◆ **ФРАГМЕНТ СТРАНИЦЫ**:

_ _ _

Без эпилога - страница 24

стр.

В чем состоял идейный смысл работы советского актера, показывающего фон Ранкена в 1938 году? Ведь часть зрителей наверняка только понаслышке знала о легальной проституции, о домах терпимости. Смысл был в разоблачении этого представителя «хорошего общества». И сделать это надо было сильно, остро, со злостью, равной авторской, чтобы в зале покоробило всех, чтобы поняли, как это страшно! Срывание маски с фон Ранкена надо было выполнить средствами Плятта. Однако как? С моими-то данными? В 1938 году я был длинным и тонким, как ивовый прут. Было мне тридцать лет, и это немало, тем более что я являлся одним из ведущих актеров театра, но это не возраст мудрости, могущей подсказать нужное сценическое решение. А тут еще фон Ранкен — Борисов, сидевший во мне как заноза, которую я не в силах вытащить.

А репетиции между тем идут. Я пока что репетирую от себя, что в данной роли равно нулю, и с тоской поглядываю на режиссерский столик. А Завадский молчит. Репетиции близятся к завершению. Я понимаю, что нет главного — обличительной силы, заряда, каким надо выстрелить в фон Ранкена, а Завадский молчит. Видит наконец, что я маюсь, приглядывается ко мне и молчит. Вот-вот начнутся генеральные. Я прошу пока не решать вопрос с моим костюмом и пребываю в отчаянии, как вдруг… О, это волшебное «вдруг»!

Вдруг Завадский подзывает меня к себе и рисует на листке бумаги: «Смотри, вот так, так и так, а тут вот так, знаешь, такой… детский врач». С этим листком я бегу в гримерную и через несколько дней уже гримируюсь по этому рисунку Завадского.

Невероятным приличием, аккуратностью повеяло на меня из зеркала: какие-то благостные, пасторские, тщательно зачесанные назад седые волосы, аккуратно подстриженные седоватые усы и бородка, румяные щечки, белые брови над строгими золотистыми очками… Да, детский доктор, симпатичный старый господин из святочных рассказов, помогающий детям-сиротам на улицах… Этакий Санта-Клаус!

Вот теперь фантазия заработала уже молниеносно! Мне сразу захотелось надеть обручальное кольцо — конечно, он женат, у него две дочери возраста Оль-Оль, которых он тщательно оберегает. У него сухие шарнирные движения рук, пальцы, вымытые до невозможности. Весь он — скрипучая чистота, тихий, нудный голос, легкий немецкий акцент, выверенная медленная походка (какой там жир!)… На нем, конечно, солидный костюм (серая тройка), входит он с сигарой в зубах, на голове черный котелок, на согнутой левой руке висит плащ, в пальцах перчатки, в правой руке трость…

Завадский, увидев, что я ожил, стал забрасывать меня образными подсказками, пошли мизансцены, одна лучше другой, что-то предлагал он, что-то рождалось у меня… Ах, какое это было блаженство!

_ _ _

◆ **ОПИСАНИЕ ЗАДАНИЯ**:
Сколько лет было рассказчику в 1938 году, судя по отрывку о работе над ролью фон Ранкена?

◆ **ФРАГМЕНТЫ СТРОК**:
_ _ _

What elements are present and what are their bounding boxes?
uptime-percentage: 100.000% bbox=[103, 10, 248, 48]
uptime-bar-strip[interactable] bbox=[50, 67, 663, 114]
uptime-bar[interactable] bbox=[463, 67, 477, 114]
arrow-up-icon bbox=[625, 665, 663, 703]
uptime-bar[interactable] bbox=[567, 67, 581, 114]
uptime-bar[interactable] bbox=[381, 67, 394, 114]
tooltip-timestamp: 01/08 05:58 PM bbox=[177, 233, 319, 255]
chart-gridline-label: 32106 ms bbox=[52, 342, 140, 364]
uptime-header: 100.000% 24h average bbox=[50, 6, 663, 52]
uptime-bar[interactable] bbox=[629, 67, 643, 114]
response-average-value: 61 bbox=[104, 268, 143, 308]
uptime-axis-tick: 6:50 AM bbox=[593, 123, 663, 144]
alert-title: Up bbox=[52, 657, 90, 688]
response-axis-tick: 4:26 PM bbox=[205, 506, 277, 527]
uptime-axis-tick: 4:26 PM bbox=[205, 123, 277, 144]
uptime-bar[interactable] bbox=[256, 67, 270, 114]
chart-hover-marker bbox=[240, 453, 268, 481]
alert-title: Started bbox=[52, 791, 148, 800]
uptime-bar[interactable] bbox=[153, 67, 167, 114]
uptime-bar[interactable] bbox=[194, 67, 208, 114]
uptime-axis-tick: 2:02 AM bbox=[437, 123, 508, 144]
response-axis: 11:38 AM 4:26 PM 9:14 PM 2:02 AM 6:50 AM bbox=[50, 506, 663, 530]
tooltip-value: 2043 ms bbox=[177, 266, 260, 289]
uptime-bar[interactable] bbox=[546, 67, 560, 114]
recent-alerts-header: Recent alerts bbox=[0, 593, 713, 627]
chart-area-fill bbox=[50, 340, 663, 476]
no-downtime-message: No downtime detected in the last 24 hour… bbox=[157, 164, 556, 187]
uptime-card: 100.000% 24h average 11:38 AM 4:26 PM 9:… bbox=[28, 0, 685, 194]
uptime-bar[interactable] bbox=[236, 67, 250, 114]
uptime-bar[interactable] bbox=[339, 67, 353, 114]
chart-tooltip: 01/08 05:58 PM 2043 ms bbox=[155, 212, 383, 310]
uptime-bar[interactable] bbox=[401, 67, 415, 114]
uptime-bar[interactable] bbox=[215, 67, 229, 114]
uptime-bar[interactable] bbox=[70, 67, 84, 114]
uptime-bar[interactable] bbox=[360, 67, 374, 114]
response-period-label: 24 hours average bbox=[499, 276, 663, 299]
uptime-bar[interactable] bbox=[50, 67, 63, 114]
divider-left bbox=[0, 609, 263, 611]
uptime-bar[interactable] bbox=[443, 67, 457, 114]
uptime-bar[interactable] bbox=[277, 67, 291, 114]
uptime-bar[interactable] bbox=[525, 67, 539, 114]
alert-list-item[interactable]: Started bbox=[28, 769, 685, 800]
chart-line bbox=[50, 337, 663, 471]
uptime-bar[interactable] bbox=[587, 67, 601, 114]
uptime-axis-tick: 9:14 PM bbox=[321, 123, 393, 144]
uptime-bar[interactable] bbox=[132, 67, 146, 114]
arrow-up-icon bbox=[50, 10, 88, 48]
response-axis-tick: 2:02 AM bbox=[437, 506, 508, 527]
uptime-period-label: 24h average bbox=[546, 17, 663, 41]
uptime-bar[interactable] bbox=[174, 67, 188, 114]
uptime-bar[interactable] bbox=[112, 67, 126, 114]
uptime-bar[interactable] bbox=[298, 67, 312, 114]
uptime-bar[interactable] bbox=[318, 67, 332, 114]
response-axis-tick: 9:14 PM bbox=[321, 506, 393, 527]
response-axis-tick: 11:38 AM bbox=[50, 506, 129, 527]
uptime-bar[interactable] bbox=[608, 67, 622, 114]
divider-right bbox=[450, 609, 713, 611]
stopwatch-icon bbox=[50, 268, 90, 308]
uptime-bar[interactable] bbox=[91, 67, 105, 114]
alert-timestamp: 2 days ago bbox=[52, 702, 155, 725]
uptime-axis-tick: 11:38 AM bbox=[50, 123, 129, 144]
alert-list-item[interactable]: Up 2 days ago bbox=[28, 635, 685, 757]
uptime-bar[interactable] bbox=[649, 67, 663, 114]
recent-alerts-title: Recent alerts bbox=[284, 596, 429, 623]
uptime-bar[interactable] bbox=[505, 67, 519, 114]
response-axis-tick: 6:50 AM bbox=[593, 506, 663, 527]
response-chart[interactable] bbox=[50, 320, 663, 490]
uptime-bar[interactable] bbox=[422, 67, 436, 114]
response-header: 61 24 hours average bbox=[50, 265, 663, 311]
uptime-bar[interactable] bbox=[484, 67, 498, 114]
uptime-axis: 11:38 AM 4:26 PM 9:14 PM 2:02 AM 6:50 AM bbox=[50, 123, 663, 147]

_ _ _

◆ **ОТВЕТ НА ЗАДАНИЕ**:
Тридцать лет.